# GIVEN TASK
Filter for the word "title" and keep each matching line.

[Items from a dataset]
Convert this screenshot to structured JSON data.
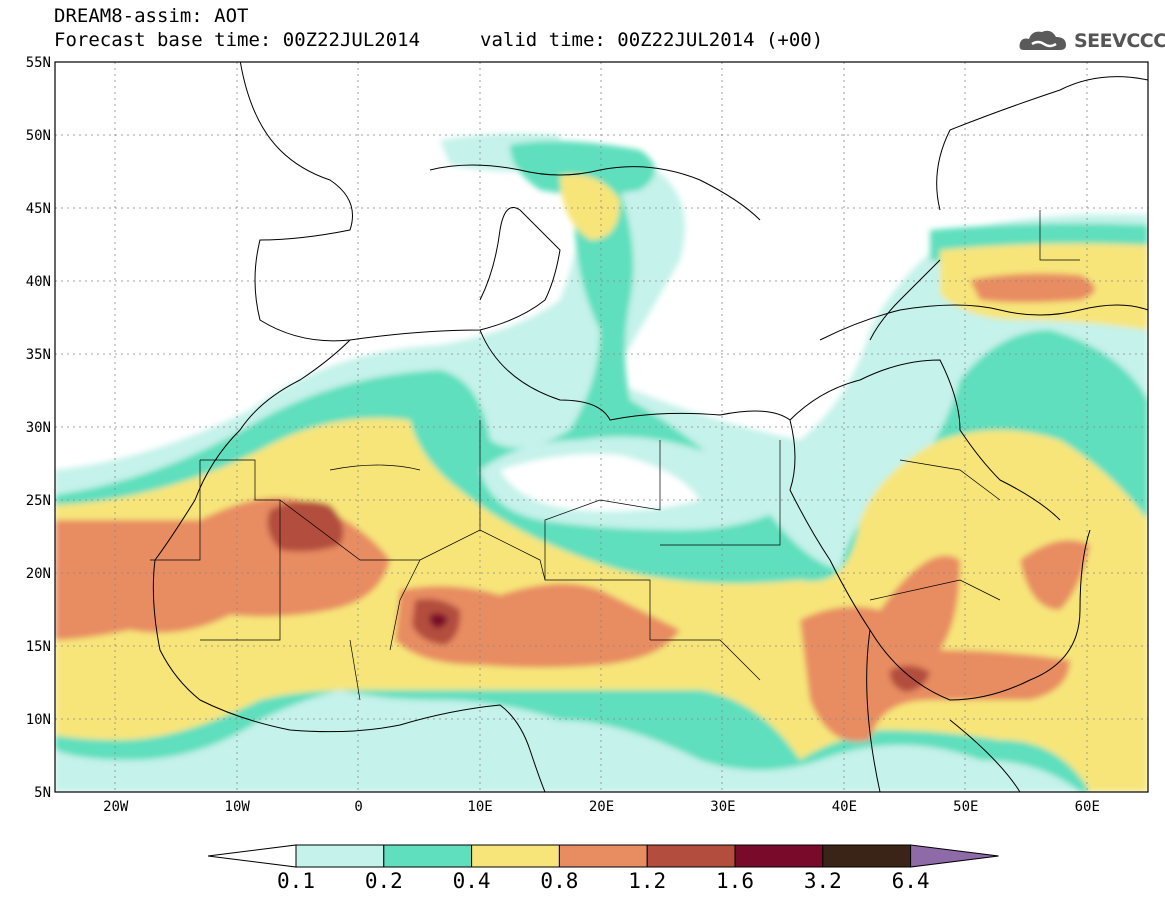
{
  "header": {
    "title": "DREAM8-assim: AOT",
    "base_time": "Forecast base time: 00Z22JUL2014",
    "valid_time": "valid time: 00Z22JUL2014 (+00)"
  },
  "logo": {
    "text": "SEEVCCC",
    "icon": "cloud-icon"
  },
  "axes": {
    "lat_labels": [
      "55N",
      "50N",
      "45N",
      "40N",
      "35N",
      "30N",
      "25N",
      "20N",
      "15N",
      "10N",
      "5N"
    ],
    "lon_labels": [
      "20W",
      "10W",
      "0",
      "10E",
      "20E",
      "30E",
      "40E",
      "50E",
      "60E"
    ],
    "lat_range": [
      5,
      55
    ],
    "lon_range": [
      -25,
      65
    ]
  },
  "colorbar": {
    "labels": [
      "0.1",
      "0.2",
      "0.4",
      "0.8",
      "1.2",
      "1.6",
      "3.2",
      "6.4"
    ],
    "colors": [
      "#ffffff",
      "#c5f2ea",
      "#5fdfbd",
      "#f7e57a",
      "#e88c62",
      "#b34e3e",
      "#7a0a2a",
      "#3a2417",
      "#8e6aa8"
    ]
  }
}
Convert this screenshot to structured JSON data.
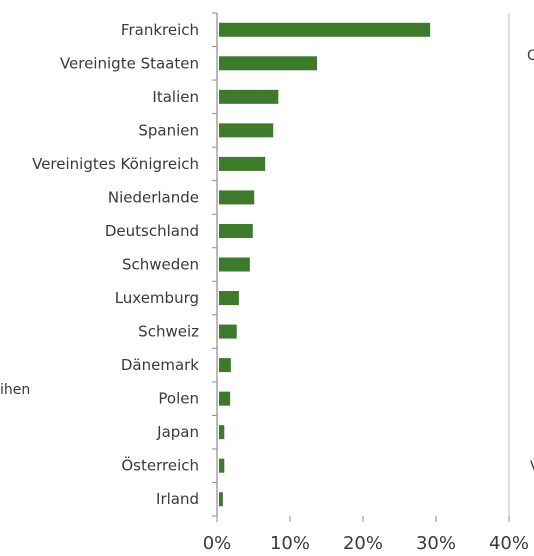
{
  "chart_data": {
    "type": "bar",
    "orientation": "horizontal",
    "categories": [
      "Frankreich",
      "Vereinigte Staaten",
      "Italien",
      "Spanien",
      "Vereinigtes Königreich",
      "Niederlande",
      "Deutschland",
      "Schweden",
      "Luxemburg",
      "Schweiz",
      "Dänemark",
      "Polen",
      "Japan",
      "Österreich",
      "Irland"
    ],
    "values": [
      29.2,
      13.7,
      8.4,
      7.7,
      6.6,
      5.1,
      4.9,
      4.5,
      3.0,
      2.7,
      1.9,
      1.8,
      1.0,
      1.0,
      0.8
    ],
    "xlim": [
      0,
      40
    ],
    "xticks": [
      0,
      10,
      20,
      30,
      40
    ],
    "xtick_labels": [
      "0%",
      "10%",
      "20%",
      "30%",
      "40%"
    ],
    "bar_color": "#3d7a2c",
    "grid": false,
    "title": "",
    "xlabel": "",
    "ylabel": ""
  },
  "fragments": {
    "left": "ihen",
    "right_top": "C",
    "right_bottom": "V"
  }
}
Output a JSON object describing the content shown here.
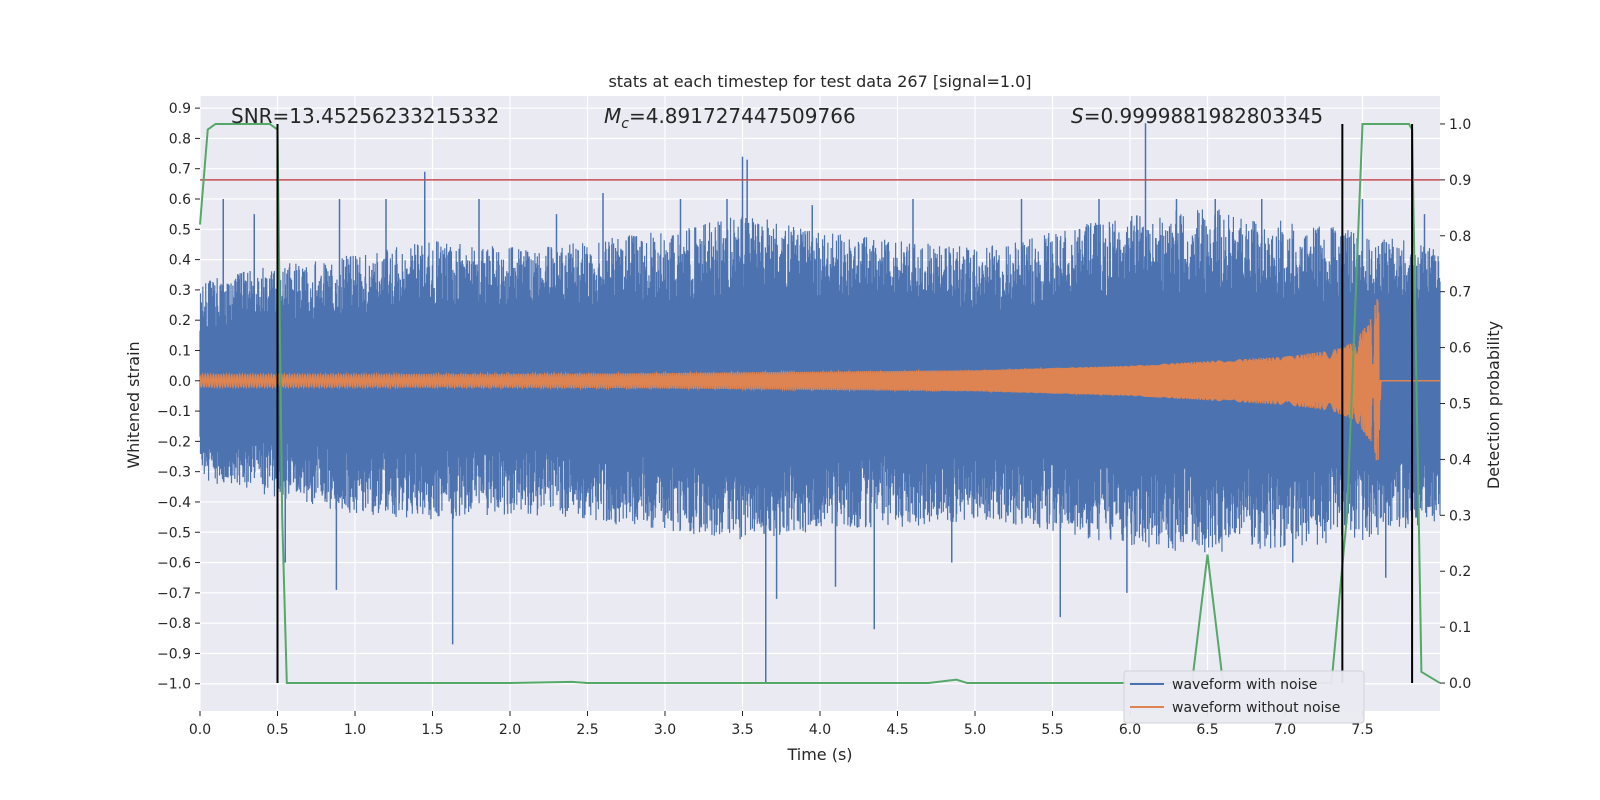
{
  "chart_data": {
    "type": "line",
    "title": "stats at each timestep for test data 267 [signal=1.0]",
    "xlabel": "Time (s)",
    "ylabel": "Whitened strain",
    "y2label": "Detection probability",
    "xlim": [
      0.0,
      8.0
    ],
    "ylim": [
      -1.09,
      0.94
    ],
    "y2lim": [
      -0.05,
      1.05
    ],
    "x_ticks": [
      "0.0",
      "0.5",
      "1.0",
      "1.5",
      "2.0",
      "2.5",
      "3.0",
      "3.5",
      "4.0",
      "4.5",
      "5.0",
      "5.5",
      "6.0",
      "6.5",
      "7.0",
      "7.5"
    ],
    "y_ticks": [
      "0.9",
      "0.8",
      "0.7",
      "0.6",
      "0.5",
      "0.4",
      "0.3",
      "0.2",
      "0.1",
      "0.0",
      "−0.1",
      "−0.2",
      "−0.3",
      "−0.4",
      "−0.5",
      "−0.6",
      "−0.7",
      "−0.8",
      "−0.9",
      "−1.0"
    ],
    "y2_ticks": [
      "1.0",
      "0.9",
      "0.8",
      "0.7",
      "0.6",
      "0.5",
      "0.4",
      "0.3",
      "0.2",
      "0.1",
      "0.0"
    ],
    "grid": true,
    "legend_placement": "lower-right",
    "annotations": {
      "snr": "SNR=13.45256233215332",
      "mc_symbol": "M",
      "mc_sub": "c",
      "mc_value": "=4.891727447509766",
      "s_symbol": "S",
      "s_value": "=0.9999881982803345"
    },
    "series": [
      {
        "name": "waveform with noise",
        "color": "#4c72b0",
        "envelope_upper": [
          [
            0.0,
            0.3
          ],
          [
            0.5,
            0.35
          ],
          [
            1.0,
            0.38
          ],
          [
            1.5,
            0.42
          ],
          [
            2.0,
            0.4
          ],
          [
            2.5,
            0.42
          ],
          [
            3.0,
            0.45
          ],
          [
            3.5,
            0.5
          ],
          [
            4.0,
            0.45
          ],
          [
            4.5,
            0.42
          ],
          [
            5.0,
            0.4
          ],
          [
            5.5,
            0.45
          ],
          [
            6.0,
            0.5
          ],
          [
            6.5,
            0.52
          ],
          [
            7.0,
            0.48
          ],
          [
            7.5,
            0.45
          ],
          [
            8.0,
            0.4
          ]
        ],
        "envelope_lower": [
          [
            0.0,
            -0.3
          ],
          [
            0.5,
            -0.35
          ],
          [
            1.0,
            -0.4
          ],
          [
            1.5,
            -0.42
          ],
          [
            2.0,
            -0.4
          ],
          [
            2.5,
            -0.42
          ],
          [
            3.0,
            -0.45
          ],
          [
            3.5,
            -0.48
          ],
          [
            4.0,
            -0.45
          ],
          [
            4.5,
            -0.44
          ],
          [
            5.0,
            -0.42
          ],
          [
            5.5,
            -0.45
          ],
          [
            6.0,
            -0.5
          ],
          [
            6.5,
            -0.52
          ],
          [
            7.0,
            -0.5
          ],
          [
            7.5,
            -0.48
          ],
          [
            8.0,
            -0.42
          ]
        ],
        "spikes": [
          [
            0.15,
            0.6
          ],
          [
            0.35,
            0.55
          ],
          [
            0.55,
            -0.6
          ],
          [
            0.9,
            0.6
          ],
          [
            0.88,
            -0.69
          ],
          [
            1.2,
            0.6
          ],
          [
            1.45,
            0.69
          ],
          [
            1.63,
            -0.87
          ],
          [
            1.8,
            0.6
          ],
          [
            2.3,
            0.55
          ],
          [
            2.6,
            0.62
          ],
          [
            3.1,
            0.6
          ],
          [
            3.4,
            0.6
          ],
          [
            3.5,
            0.74
          ],
          [
            3.53,
            0.73
          ],
          [
            3.65,
            -1.0
          ],
          [
            3.72,
            -0.72
          ],
          [
            3.95,
            0.58
          ],
          [
            4.1,
            -0.68
          ],
          [
            4.35,
            -0.82
          ],
          [
            4.6,
            0.6
          ],
          [
            4.85,
            -0.6
          ],
          [
            5.3,
            0.6
          ],
          [
            5.55,
            -0.78
          ],
          [
            5.8,
            0.6
          ],
          [
            5.98,
            -0.7
          ],
          [
            6.1,
            0.85
          ],
          [
            6.3,
            0.6
          ],
          [
            6.55,
            0.6
          ],
          [
            6.85,
            0.6
          ],
          [
            7.05,
            -0.6
          ],
          [
            7.5,
            0.6
          ],
          [
            7.65,
            -0.65
          ],
          [
            7.9,
            0.55
          ]
        ]
      },
      {
        "name": "waveform without noise",
        "color": "#dd8452",
        "chirp_amplitude": [
          [
            0.0,
            0.02
          ],
          [
            1.0,
            0.02
          ],
          [
            2.0,
            0.022
          ],
          [
            3.0,
            0.025
          ],
          [
            4.0,
            0.03
          ],
          [
            5.0,
            0.035
          ],
          [
            6.0,
            0.05
          ],
          [
            6.5,
            0.065
          ],
          [
            7.0,
            0.08
          ],
          [
            7.3,
            0.1
          ],
          [
            7.45,
            0.13
          ],
          [
            7.55,
            0.2
          ],
          [
            7.6,
            0.28
          ],
          [
            7.62,
            0.0
          ],
          [
            8.0,
            0.0
          ]
        ],
        "chirp_merger_time": 7.62
      },
      {
        "name": "detection probability",
        "color": "#55a868",
        "axis": "right",
        "x": [
          0.0,
          0.05,
          0.1,
          0.2,
          0.3,
          0.4,
          0.45,
          0.5,
          0.53,
          0.56,
          0.6,
          1.0,
          2.0,
          2.4,
          2.5,
          3.0,
          4.0,
          4.7,
          4.88,
          4.95,
          5.0,
          5.5,
          5.6,
          6.0,
          6.4,
          6.5,
          6.6,
          7.0,
          7.3,
          7.4,
          7.5,
          7.8,
          7.82,
          7.88,
          8.0
        ],
        "values": [
          0.82,
          0.99,
          1.0,
          1.0,
          1.0,
          1.0,
          1.0,
          0.99,
          0.3,
          0.0,
          0.0,
          0.0,
          0.0,
          0.002,
          0.0,
          0.0,
          0.0,
          0.0,
          0.006,
          0.0,
          0.0,
          0.0,
          0.0,
          0.0,
          0.0,
          0.23,
          0.0,
          0.0,
          0.0,
          0.3,
          1.0,
          1.0,
          0.99,
          0.02,
          0.0
        ]
      }
    ],
    "threshold": {
      "value": 0.9,
      "axis": "right",
      "color": "#c44e52"
    },
    "vertical_markers": [
      0.5,
      7.37,
      7.82
    ],
    "vertical_marker_range": [
      0.0,
      1.0
    ]
  }
}
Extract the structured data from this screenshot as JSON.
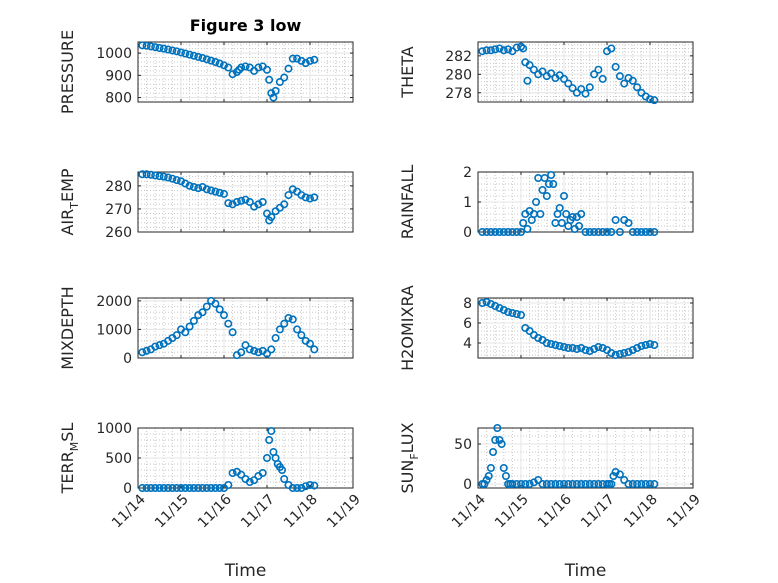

# EXERCISE SOLUTION
    "title": "DREAM8-assim: AOT",
    "title": "",
    "title": "stats at each timestep for test data 267 [signal=1.0]",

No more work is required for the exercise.